Splainer search utilizes a JSONP wrapper for communication with Solr. Elasticsearch, OpenSearch, and Vectara communication happens with simple HTTP and JSON via CORS. All fields are explained and highlighted if requested. A friendly interface is provided to specify the arguments in terms of a Javascript object. See below for basic examples.

Basic usage

Solr

Splainer-search will perform the specified search against Solr attempting to highlight and extract explain info. To request highlighting on a specific field, prefix the fieldname with "hl:" i.e: hl:overview.

// searcher that searches id, title, body, author
var searcher = searchSvc.createSearcher(
  ['id', 'title', 'hl:body', 'author'],
  'http://localhost:8983/solr/select',
  {
    'q': ['*:*'],
    'fq': ['title:Moby*', 'author:Herman']
  }
);

searcher.search()
.then(function() {
  angular.forEach(searcher.docs, function(doc) {
    console.log(doc.source().title);
    // highlights. You need to pass id as that's how Solr
    // organizes the explain. See below for a friendlier/higher-level
    // interface with normalDocs
    console.log(doc.highlight(doc.source().id, 'title', '<b>', '</b>');
    // explain info
    console.log(doc.explain(doc.source().id);
  });
});

Elasticsearch and OpenSearch

Note: For now, we have a set of es*.js files that support both search engines

Splainer-search supports these search engines, using the same API, and passing the query DSL in the same way ES expects it:

var searcher = searchSvc.createSearcher(
  ['id:_id', 'title', 'body', 'author'],
  'http://localhost:9200/books/_search',
  {
    'query': {
      'match': {
        'title': '#$query##'
      }
    }
  }
);

Vectara

Splainer-search has experimental support for Vectara. You can send queries in the Vectara format but must also pass in the authorization headers as custom headers, e.g.

var searcher = searchSvc.createSearcher(
  ['id:_id', 'title', 'body', 'author'],
  'https://api.vectara.io:443/v1/query',
  {
    "query": [
      {
        "query": "#$query##",
        "numResults": 10,
        "corpusKey": [
          {
            "customerId": 123456789,
            "corpusId": 1
          }
        ]
      }
    ]
  }, 
  {
    'customHeaders': {
      "customer-id": "123456789",
      "x-api-key": "api_key"

- Tasks to perform:
**1.** In the Splainer search excerpt, how do you request highlighting on a particular Solr field?
**2.** Write the next part of the Splainer search excerpt, starting right after its final line.

[Data listing]
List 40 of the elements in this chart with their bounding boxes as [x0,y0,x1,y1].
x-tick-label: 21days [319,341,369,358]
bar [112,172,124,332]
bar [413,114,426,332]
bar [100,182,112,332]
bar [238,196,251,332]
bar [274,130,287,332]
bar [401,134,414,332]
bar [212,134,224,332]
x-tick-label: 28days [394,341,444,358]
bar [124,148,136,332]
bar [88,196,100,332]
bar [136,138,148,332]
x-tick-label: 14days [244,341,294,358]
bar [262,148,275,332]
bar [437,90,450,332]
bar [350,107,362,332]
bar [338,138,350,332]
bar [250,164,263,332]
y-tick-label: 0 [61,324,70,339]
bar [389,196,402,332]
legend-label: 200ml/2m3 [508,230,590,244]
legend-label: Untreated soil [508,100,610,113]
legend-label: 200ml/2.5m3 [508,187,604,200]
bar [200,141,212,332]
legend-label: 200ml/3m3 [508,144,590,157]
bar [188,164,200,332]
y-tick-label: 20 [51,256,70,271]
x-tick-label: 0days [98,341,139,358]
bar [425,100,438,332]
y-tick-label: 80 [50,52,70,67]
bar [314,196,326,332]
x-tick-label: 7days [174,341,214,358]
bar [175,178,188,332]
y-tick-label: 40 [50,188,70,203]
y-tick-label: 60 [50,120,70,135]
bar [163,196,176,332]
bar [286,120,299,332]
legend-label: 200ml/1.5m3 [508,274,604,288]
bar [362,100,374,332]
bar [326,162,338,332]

- Set of answers:
**1.** Prefix the field name with "hl:" (for example, hl:overview).

**2.**
    }
  },
  'vectara'
);

Please note that the Vectara integration currently does not support explain or other advanced Splainer-search functionality.

Custom Search API

Splainer-search has experimental support for Custom APIs. You can send in queries as GET or POST and your API must respond with JSON formatted response.

The magic of the Custom Search API is that you provide some mapping JavaScript code to convert from the JSON format of your API to the native structures that splainer-search uses. Imagine your response looks like:

[
    {
        "publication_id": "12345678",
        "publish_date_int": "20230601",
        "score": 0.5590707659721375,
        "title": "INFOGRAPHIC: Automakers' transition to EVs speeds up"
    },
    {
        "publication_id": "1234567",
        "publish_date_int": "20230608",
        "score": 0.5500463247299194,
        "title": "Tesla - March 2023 (LTM): Peer Snapshot"
    }
];

Then you would define two custom mappers, where data is your JSON:

var options = { apiMethod: 'GET' };
options.numberOfResultsMapper = function(data){
  return data.length;
}
options.docsMapper = function(data){    
  let docs = [];
  for (let doc of data) {
    docs.push ({
      id: doc.publication_id,
      publish_date_int: doc.publish_date_int,
      title: doc.title,
    })
  }
  return docs
}

Pass those options in as your normally would:

var searcher = searchSvc.createSearcher(
  ['id:id', 'title', 'publish_data_int'], 'http://mycompany.com/api/search',
  'query=tesla', options, 'searchapi'
);

Paging

Paging is done by asking the original searcher for another searcher. This searcher is already setup to get the next page for the current search results. Tell that searcher to search() just like you did above.

var results = [];
searcher.search()
.then(function() {
  angular.forEach(searcher.docs, function(doc) {
    results.push(doc.source().title));
  });
  // once results returned, get a new searcher for the next
  // page of results, just rerun the search later exactly as
  // its run here
  searcher = searcher.pager();
});

// sometime later we page...
searcher.search()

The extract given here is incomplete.